### Written request
Write the material out again in full, exactly.
** start Data supplied **
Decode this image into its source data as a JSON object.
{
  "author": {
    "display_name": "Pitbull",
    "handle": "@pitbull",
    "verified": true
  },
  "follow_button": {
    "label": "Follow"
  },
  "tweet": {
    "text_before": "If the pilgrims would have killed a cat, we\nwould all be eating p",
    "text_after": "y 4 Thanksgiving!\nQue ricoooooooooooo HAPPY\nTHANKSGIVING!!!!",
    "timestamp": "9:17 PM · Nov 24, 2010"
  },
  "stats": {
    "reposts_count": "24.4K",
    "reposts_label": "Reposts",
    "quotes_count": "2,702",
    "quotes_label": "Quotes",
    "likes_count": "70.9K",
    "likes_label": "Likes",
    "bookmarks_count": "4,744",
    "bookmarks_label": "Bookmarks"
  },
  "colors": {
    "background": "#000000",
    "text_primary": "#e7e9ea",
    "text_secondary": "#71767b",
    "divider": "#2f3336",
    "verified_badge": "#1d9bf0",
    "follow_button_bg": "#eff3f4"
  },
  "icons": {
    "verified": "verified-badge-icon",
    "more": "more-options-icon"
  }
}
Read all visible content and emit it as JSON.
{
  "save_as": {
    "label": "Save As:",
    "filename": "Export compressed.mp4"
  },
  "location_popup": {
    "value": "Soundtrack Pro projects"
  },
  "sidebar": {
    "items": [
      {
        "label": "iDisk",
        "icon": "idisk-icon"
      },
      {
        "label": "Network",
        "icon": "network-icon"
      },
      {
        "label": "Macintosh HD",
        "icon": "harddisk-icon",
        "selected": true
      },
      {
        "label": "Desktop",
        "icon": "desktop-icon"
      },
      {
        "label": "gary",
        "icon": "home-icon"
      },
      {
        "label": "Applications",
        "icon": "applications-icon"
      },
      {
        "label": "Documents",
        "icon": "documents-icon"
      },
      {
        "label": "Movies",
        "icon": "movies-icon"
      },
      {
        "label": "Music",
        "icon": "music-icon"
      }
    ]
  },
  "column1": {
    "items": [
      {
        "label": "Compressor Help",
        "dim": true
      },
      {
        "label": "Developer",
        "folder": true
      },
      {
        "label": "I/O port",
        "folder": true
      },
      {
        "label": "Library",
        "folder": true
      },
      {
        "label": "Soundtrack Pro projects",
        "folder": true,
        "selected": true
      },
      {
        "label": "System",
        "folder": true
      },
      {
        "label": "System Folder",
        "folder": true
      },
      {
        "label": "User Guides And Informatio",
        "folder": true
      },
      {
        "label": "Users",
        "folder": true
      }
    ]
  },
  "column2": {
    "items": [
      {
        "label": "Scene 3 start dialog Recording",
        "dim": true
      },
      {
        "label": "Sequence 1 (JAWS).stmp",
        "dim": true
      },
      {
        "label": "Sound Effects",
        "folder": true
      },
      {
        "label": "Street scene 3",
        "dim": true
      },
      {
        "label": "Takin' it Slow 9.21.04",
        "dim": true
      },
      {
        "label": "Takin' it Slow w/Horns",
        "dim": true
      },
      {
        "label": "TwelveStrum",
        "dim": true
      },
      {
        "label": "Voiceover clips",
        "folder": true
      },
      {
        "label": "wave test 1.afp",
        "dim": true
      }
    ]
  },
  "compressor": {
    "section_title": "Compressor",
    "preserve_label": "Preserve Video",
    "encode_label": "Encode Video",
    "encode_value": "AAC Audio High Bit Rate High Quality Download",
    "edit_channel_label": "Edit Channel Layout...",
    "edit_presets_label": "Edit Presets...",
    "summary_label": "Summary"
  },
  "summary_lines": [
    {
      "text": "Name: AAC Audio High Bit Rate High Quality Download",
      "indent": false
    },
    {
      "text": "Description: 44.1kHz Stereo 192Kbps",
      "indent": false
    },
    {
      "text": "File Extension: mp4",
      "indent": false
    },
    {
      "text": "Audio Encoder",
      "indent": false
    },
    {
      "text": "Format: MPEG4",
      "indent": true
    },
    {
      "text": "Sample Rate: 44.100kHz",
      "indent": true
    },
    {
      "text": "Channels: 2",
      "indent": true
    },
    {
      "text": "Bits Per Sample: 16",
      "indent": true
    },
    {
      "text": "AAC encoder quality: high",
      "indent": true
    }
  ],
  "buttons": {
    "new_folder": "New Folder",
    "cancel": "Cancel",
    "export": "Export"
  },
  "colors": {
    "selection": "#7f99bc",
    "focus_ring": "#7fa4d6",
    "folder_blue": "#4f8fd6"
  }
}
** end Data supplied **
### Full answer
Decode this image into its source data as a JSON object.
{
  "author": {
    "display_name": "Pitbull",
    "handle": "@pitbull",
    "verified": true
  },
  "follow_button": {
    "label": "Follow"
  },
  "tweet": {
    "text_before": "If the pilgrims would have killed a cat, we\nwould all be eating p",
    "text_after": "y 4 Thanksgiving!\nQue ricoooooooooooo HAPPY\nTHANKSGIVING!!!!",
    "timestamp": "9:17 PM · Nov 24, 2010"
  },
  "stats": {
    "reposts_count": "24.4K",
    "reposts_label": "Reposts",
    "quotes_count": "2,702",
    "quotes_label": "Quotes",
    "likes_count": "70.9K",
    "likes_label": "Likes",
    "bookmarks_count": "4,744",
    "bookmarks_label": "Bookmarks"
  },
  "colors": {
    "background": "#000000",
    "text_primary": "#e7e9ea",
    "text_secondary": "#71767b",
    "divider": "#2f3336",
    "verified_badge": "#1d9bf0",
    "follow_button_bg": "#eff3f4"
  },
  "icons": {
    "verified": "verified-badge-icon",
    "more": "more-options-icon"
  }
}
Read all visible content and emit it as JSON.
{
  "save_as": {
    "label": "Save As:",
    "filename": "Export compressed.mp4"
  },
  "location_popup": {
    "value": "Soundtrack Pro projects"
  },
  "sidebar": {
    "items": [
      {
        "label": "iDisk",
        "icon": "idisk-icon"
      },
      {
        "label": "Network",
        "icon": "network-icon"
      },
      {
        "label": "Macintosh HD",
        "icon": "harddisk-icon",
        "selected": true
      },
      {
        "label": "Desktop",
        "icon": "desktop-icon"
      },
      {
        "label": "gary",
        "icon": "home-icon"
      },
      {
        "label": "Applications",
        "icon": "applications-icon"
      },
      {
        "label": "Documents",
        "icon": "documents-icon"
      },
      {
        "label": "Movies",
        "icon": "movies-icon"
      },
      {
        "label": "Music",
        "icon": "music-icon"
      }
    ]
  },
  "column1": {
    "items": [
      {
        "label": "Compressor Help",
        "dim": true
      },
      {
        "label": "Developer",
        "folder": true
      },
      {
        "label": "I/O port",
        "folder": true
      },
      {
        "label": "Library",
        "folder": true
      },
      {
        "label": "Soundtrack Pro projects",
        "folder": true,
        "selected": true
      },
      {
        "label": "System",
        "folder": true
      },
      {
        "label": "System Folder",
        "folder": true
      },
      {
        "label": "User Guides And Informatio",
        "folder": true
      },
      {
        "label": "Users",
        "folder": true
      }
    ]
  },
  "column2": {
    "items": [
      {
        "label": "Scene 3 start dialog Recording",
        "dim": true
      },
      {
        "label": "Sequence 1 (JAWS).stmp",
        "dim": true
      },
      {
        "label": "Sound Effects",
        "folder": true
      },
      {
        "label": "Street scene 3",
        "dim": true
      },
      {
        "label": "Takin' it Slow 9.21.04",
        "dim": true
      },
      {
        "label": "Takin' it Slow w/Horns",
        "dim": true
      },
      {
        "label": "TwelveStrum",
        "dim": true
      },
      {
        "label": "Voiceover clips",
        "folder": true
      },
      {
        "label": "wave test 1.afp",
        "dim": true
      }
    ]
  },
  "compressor": {
    "section_title": "Compressor",
    "preserve_label": "Preserve Video",
    "encode_label": "Encode Video",
    "encode_value": "AAC Audio High Bit Rate High Quality Download",
    "edit_channel_label": "Edit Channel Layout...",
    "edit_presets_label": "Edit Presets...",
    "summary_label": "Summary"
  },
  "summary_lines": [
    {
      "text": "Name: AAC Audio High Bit Rate High Quality Download",
      "indent": false
    },
    {
      "text": "Description: 44.1kHz Stereo 192Kbps",
      "indent": false
    },
    {
      "text": "File Extension: mp4",
      "indent": false
    },
    {
      "text": "Audio Encoder",
      "indent": false
    },
    {
      "text": "Format: MPEG4",
      "indent": true
    },
    {
      "text": "Sample Rate: 44.100kHz",
      "indent": true
    },
    {
      "text": "Channels: 2",
      "indent": true
    },
    {
      "text": "Bits Per Sample: 16",
      "indent": true
    },
    {
      "text": "AAC encoder quality: high",
      "indent": true
    }
  ],
  "buttons": {
    "new_folder": "New Folder",
    "cancel": "Cancel",
    "export": "Export"
  },
  "colors": {
    "selection": "#7f99bc",
    "focus_ring": "#7fa4d6",
    "folder_blue": "#4f8fd6"
  }
}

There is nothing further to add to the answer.